§ Stated exercise:
What number of lines contain the word "entre"? Reply with the number and nothing else.

§ Records to process:
+ + +

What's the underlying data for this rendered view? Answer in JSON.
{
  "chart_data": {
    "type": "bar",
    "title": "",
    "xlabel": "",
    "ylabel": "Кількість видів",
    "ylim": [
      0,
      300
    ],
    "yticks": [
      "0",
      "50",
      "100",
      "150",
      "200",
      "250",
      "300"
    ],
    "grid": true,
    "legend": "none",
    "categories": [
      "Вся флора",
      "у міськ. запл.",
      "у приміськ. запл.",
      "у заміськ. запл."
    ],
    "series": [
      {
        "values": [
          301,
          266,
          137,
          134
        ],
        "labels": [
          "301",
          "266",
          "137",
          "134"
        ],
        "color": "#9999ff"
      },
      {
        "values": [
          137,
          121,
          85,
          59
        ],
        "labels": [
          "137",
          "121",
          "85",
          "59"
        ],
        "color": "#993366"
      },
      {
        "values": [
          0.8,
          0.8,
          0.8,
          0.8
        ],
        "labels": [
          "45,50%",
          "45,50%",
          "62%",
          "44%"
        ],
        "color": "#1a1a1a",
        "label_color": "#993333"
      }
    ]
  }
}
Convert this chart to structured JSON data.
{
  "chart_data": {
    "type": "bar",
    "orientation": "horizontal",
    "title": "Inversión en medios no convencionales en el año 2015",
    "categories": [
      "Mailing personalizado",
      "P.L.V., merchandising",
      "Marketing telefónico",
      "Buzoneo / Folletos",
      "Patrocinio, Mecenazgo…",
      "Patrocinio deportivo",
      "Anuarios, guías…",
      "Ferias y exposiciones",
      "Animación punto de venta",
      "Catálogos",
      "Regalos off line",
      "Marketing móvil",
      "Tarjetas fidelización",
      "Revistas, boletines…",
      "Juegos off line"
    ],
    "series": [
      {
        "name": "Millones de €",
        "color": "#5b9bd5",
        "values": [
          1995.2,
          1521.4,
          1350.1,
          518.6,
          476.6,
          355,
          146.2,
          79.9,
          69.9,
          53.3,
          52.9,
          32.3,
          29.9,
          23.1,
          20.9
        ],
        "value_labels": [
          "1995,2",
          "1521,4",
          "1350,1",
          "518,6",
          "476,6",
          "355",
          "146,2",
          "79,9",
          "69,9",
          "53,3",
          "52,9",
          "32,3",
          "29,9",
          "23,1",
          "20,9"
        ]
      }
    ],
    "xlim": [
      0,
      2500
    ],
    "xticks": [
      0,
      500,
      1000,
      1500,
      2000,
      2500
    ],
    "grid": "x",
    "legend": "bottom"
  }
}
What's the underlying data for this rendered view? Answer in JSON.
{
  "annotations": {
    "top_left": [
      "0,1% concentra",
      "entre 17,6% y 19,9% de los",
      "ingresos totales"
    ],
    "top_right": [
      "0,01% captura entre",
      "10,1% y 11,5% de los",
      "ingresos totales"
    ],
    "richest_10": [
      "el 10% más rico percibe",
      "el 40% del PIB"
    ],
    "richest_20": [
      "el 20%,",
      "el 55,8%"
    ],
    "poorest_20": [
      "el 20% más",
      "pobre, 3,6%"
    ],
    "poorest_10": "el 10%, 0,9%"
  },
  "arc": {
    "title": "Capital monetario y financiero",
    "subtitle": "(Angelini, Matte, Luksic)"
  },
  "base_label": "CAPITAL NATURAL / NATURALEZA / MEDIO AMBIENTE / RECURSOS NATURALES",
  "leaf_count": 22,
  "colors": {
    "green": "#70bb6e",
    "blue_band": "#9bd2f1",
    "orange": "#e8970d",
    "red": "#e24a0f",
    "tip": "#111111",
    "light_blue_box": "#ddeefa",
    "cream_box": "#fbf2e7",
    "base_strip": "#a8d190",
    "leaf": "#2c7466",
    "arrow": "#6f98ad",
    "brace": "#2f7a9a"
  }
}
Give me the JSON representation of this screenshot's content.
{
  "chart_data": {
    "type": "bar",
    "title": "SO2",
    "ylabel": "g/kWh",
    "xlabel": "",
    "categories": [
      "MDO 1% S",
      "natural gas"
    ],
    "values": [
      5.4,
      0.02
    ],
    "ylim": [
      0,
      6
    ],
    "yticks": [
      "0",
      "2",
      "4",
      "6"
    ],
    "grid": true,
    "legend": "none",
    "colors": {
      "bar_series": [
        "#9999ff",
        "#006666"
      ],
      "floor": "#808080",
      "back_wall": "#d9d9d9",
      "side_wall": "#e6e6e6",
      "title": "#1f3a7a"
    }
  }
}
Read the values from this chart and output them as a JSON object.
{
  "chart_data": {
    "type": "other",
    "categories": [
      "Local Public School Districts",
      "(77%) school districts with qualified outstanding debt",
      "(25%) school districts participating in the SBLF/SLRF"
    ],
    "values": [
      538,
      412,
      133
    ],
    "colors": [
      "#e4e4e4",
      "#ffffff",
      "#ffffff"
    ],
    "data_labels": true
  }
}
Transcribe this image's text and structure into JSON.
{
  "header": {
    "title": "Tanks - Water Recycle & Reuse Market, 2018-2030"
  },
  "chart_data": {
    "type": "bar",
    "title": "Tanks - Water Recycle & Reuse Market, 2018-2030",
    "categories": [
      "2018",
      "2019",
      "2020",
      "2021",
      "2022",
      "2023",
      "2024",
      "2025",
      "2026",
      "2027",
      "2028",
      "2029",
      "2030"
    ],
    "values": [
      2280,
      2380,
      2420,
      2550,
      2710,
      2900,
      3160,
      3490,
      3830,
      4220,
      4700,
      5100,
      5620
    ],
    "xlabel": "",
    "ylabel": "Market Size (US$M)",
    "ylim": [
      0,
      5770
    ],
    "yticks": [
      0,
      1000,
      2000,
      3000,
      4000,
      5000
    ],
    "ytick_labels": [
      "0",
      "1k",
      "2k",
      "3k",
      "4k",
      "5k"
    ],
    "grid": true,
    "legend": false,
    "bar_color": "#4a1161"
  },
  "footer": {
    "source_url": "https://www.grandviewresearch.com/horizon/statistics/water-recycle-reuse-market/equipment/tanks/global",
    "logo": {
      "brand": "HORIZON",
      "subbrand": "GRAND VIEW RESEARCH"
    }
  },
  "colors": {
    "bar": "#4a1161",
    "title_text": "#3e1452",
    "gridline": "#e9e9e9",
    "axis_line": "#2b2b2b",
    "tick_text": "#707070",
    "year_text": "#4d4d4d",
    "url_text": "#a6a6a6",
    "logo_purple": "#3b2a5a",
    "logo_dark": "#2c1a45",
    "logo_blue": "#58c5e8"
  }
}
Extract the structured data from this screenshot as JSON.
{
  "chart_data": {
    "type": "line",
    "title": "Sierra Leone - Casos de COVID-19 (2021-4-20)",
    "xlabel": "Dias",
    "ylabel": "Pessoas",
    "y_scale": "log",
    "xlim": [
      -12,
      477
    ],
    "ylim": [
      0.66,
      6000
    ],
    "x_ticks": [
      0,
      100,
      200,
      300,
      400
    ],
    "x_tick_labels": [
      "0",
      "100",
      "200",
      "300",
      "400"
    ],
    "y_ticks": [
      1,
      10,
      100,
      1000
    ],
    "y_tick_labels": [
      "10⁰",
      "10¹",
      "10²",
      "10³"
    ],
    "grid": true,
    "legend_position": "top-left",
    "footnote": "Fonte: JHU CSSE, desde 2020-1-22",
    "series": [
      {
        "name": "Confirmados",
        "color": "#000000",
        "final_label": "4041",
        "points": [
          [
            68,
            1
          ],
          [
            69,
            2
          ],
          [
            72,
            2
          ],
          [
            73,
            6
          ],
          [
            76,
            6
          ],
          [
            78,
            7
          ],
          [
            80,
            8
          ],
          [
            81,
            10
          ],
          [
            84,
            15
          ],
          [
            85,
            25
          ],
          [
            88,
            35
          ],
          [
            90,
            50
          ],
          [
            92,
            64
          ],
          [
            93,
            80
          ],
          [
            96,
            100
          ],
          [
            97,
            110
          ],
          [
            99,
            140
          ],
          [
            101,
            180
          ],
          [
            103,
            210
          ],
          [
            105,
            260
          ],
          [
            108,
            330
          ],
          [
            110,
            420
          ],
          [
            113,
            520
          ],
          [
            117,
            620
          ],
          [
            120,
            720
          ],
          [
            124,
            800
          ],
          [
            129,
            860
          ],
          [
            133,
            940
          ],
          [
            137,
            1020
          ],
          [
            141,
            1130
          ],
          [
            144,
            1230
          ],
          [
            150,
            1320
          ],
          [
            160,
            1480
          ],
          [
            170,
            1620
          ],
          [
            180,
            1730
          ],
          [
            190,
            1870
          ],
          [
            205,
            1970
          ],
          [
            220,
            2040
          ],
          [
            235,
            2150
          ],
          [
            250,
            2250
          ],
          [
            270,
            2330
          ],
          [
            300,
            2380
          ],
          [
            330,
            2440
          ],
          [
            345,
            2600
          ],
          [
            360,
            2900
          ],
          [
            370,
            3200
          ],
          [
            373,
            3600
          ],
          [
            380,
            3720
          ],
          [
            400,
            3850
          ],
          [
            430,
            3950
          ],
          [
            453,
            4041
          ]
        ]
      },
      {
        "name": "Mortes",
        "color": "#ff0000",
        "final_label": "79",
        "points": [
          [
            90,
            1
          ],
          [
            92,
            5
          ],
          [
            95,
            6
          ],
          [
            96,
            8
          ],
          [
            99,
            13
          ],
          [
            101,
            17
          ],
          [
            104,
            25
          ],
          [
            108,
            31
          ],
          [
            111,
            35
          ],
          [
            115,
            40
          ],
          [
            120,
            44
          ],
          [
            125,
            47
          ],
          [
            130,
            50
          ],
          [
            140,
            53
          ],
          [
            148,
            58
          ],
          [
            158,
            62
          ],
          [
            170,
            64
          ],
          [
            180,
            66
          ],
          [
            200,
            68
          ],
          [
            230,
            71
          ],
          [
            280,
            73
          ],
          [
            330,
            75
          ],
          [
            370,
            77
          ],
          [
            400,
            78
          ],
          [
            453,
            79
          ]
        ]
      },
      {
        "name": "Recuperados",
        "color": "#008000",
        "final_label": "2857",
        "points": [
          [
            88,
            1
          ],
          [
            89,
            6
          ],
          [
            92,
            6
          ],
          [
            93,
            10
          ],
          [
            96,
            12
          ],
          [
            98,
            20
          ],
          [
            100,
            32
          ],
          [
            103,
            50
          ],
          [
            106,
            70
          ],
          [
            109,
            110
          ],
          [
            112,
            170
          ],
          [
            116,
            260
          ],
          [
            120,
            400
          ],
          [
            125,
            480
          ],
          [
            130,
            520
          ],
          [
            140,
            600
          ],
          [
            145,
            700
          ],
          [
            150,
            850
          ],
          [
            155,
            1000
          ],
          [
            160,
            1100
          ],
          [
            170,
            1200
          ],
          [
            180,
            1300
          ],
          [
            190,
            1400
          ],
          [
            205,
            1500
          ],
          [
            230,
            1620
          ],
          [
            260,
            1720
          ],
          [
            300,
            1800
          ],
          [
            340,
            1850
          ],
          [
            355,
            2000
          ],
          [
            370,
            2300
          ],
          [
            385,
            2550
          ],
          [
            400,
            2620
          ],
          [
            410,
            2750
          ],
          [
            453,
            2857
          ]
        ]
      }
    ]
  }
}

+ + +

§ Worked answer:
2